Your goal
Pull out each line of the records holding the string "subtitle".

Data tied to figure images

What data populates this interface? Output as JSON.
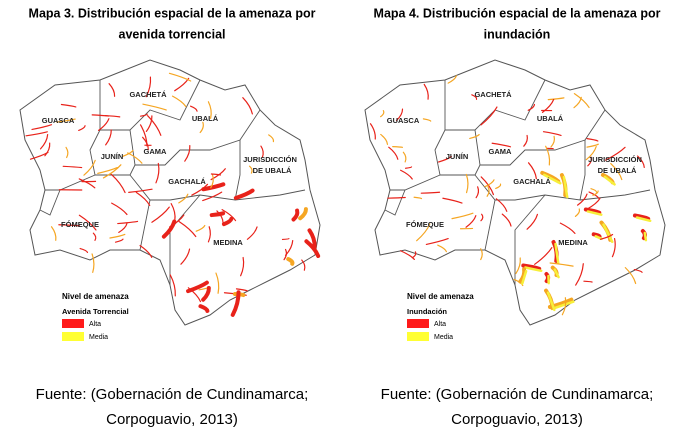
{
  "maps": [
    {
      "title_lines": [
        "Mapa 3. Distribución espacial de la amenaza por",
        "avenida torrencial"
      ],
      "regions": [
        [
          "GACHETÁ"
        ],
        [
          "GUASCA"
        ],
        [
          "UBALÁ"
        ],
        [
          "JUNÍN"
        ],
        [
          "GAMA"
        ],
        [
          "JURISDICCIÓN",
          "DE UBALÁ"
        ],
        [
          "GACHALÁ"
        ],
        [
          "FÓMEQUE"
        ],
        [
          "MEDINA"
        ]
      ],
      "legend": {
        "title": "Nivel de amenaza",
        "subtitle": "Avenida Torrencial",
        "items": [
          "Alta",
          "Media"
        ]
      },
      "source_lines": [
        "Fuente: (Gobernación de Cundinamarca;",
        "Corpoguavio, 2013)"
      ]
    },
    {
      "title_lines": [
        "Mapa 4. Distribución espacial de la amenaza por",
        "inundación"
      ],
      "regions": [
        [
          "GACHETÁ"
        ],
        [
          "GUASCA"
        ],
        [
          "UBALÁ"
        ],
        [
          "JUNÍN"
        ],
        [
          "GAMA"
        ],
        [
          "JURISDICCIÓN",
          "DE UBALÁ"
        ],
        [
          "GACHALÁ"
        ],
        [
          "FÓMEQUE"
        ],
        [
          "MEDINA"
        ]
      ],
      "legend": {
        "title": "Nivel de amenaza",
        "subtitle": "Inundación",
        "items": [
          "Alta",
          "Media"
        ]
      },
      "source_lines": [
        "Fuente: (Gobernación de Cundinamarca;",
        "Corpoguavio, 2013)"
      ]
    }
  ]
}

==

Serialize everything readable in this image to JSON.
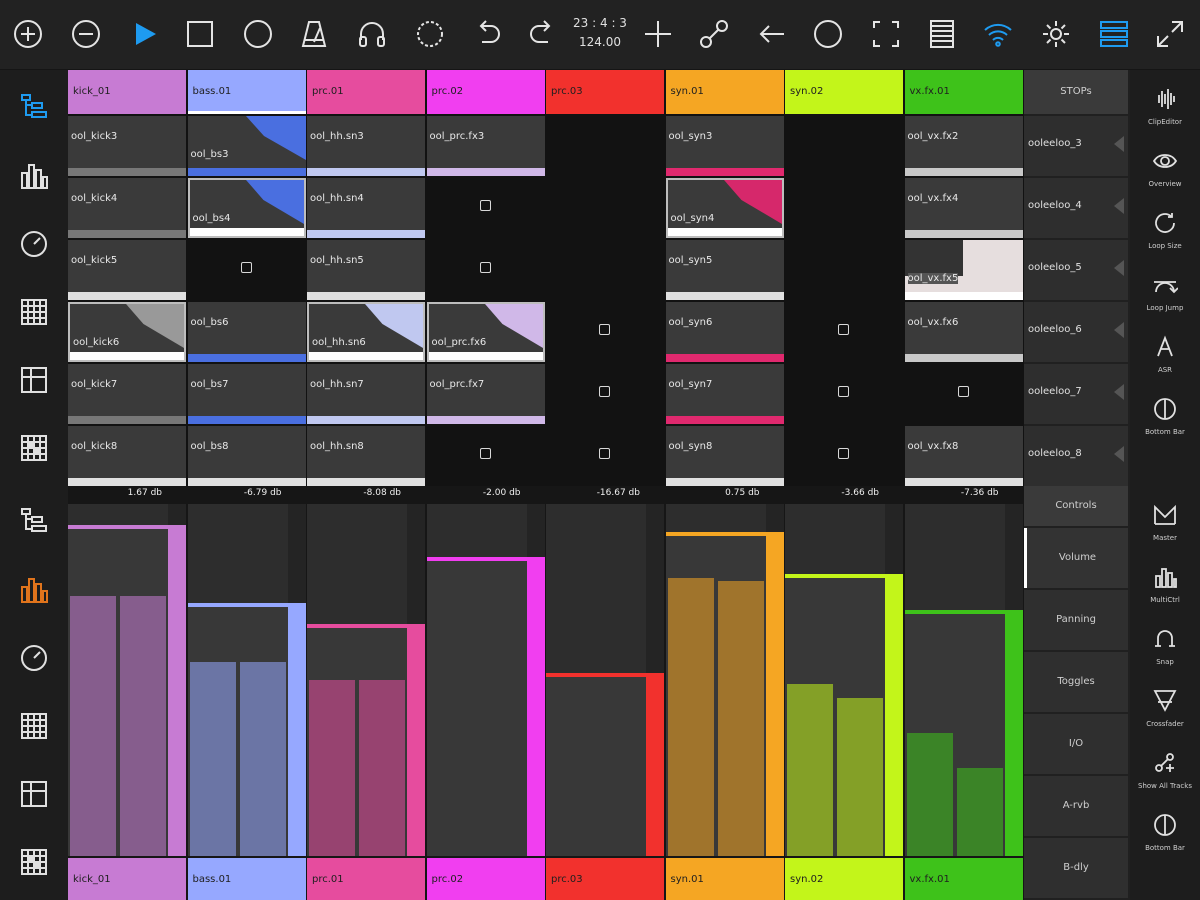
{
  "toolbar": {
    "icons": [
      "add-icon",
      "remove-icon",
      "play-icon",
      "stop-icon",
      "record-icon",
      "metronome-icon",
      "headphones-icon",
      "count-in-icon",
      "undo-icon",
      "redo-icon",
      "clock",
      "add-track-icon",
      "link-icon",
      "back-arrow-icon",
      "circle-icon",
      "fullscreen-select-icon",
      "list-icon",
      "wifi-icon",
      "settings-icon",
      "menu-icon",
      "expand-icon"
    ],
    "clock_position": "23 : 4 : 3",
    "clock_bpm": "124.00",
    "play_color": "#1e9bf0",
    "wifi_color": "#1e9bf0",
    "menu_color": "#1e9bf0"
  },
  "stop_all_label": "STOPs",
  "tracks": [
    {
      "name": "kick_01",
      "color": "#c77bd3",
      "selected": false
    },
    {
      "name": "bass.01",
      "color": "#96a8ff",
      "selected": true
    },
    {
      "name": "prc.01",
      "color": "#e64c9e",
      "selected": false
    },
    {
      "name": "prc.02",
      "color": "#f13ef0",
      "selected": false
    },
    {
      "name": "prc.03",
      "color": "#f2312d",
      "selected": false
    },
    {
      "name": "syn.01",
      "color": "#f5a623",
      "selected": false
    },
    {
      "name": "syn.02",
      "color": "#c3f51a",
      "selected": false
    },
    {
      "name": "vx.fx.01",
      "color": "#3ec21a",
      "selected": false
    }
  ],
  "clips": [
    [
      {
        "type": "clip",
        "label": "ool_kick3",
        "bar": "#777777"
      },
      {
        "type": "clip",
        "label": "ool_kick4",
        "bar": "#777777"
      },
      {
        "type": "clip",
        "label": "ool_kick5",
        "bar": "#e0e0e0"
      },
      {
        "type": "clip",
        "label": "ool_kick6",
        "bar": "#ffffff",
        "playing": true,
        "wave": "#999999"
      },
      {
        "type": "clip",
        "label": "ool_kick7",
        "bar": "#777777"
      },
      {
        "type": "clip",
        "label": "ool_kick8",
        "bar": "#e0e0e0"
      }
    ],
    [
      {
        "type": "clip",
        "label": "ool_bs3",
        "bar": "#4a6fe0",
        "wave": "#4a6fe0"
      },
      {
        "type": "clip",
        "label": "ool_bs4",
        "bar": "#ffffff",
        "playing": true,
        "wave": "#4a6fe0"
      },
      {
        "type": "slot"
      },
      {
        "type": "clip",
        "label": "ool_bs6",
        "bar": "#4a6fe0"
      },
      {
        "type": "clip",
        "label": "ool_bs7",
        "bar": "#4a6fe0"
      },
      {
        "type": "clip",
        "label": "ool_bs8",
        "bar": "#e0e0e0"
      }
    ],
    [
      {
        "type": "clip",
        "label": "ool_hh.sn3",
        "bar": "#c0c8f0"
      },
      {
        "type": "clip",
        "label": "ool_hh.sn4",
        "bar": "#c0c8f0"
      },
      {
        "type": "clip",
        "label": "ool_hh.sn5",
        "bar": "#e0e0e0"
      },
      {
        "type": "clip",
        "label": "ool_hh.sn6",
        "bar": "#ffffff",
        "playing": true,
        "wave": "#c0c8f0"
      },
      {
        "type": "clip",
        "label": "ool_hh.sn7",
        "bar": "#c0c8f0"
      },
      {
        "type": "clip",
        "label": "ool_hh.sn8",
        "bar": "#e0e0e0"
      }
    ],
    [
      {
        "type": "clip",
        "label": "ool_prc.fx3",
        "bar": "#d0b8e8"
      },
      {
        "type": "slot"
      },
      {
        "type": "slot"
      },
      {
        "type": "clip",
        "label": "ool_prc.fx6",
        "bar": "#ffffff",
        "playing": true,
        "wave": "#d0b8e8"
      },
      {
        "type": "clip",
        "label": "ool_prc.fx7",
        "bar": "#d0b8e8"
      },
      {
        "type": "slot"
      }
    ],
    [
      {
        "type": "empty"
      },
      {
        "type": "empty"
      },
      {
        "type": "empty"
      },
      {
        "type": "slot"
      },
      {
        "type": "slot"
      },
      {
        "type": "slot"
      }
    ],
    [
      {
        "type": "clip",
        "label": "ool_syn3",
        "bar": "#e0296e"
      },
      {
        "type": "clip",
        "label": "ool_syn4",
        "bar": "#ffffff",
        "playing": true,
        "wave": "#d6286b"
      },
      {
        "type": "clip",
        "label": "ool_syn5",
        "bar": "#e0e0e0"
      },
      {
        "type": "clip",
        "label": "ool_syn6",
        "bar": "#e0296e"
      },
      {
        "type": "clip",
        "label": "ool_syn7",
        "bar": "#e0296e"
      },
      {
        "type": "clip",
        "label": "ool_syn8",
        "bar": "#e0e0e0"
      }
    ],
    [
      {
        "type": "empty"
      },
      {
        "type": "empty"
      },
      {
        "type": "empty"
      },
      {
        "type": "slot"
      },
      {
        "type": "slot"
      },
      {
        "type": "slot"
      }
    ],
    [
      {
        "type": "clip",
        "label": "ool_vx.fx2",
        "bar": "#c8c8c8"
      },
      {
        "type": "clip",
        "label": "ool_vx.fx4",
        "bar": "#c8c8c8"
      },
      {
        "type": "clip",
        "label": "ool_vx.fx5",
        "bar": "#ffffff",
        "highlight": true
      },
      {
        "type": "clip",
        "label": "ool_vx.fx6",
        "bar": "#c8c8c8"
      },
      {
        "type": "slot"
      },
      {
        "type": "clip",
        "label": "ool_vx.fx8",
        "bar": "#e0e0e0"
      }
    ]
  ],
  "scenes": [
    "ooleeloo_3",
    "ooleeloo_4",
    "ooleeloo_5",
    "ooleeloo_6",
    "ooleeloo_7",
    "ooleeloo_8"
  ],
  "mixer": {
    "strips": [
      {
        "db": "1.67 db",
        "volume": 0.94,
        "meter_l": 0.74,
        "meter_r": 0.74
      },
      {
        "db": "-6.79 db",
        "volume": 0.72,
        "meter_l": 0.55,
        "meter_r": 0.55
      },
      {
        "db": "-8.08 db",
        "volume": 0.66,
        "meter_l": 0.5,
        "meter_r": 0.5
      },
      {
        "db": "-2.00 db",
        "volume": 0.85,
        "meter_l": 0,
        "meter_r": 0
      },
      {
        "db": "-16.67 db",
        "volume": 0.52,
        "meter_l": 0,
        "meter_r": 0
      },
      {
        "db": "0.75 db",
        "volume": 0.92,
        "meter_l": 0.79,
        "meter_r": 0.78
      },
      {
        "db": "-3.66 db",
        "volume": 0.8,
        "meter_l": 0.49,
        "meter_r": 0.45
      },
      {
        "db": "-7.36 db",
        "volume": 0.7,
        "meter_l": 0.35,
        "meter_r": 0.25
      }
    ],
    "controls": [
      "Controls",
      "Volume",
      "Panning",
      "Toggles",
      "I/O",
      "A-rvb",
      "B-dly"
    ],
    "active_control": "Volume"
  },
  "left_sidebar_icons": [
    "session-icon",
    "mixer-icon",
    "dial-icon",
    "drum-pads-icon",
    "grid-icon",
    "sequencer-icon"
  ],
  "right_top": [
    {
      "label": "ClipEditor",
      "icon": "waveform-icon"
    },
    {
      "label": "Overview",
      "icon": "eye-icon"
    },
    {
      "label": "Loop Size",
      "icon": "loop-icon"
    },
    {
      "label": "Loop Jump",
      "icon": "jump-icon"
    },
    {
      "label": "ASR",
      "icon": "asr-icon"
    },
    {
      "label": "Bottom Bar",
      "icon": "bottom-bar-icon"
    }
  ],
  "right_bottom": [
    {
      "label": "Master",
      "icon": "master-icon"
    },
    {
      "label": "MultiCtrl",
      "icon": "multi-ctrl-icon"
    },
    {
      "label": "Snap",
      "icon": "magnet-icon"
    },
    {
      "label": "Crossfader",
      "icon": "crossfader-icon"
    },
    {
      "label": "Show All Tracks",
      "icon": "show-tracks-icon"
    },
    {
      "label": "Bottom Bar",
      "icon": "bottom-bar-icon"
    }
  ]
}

Completed task
        "subtitle": "Avenida Torrencial",
        "subtitle": "Inundación",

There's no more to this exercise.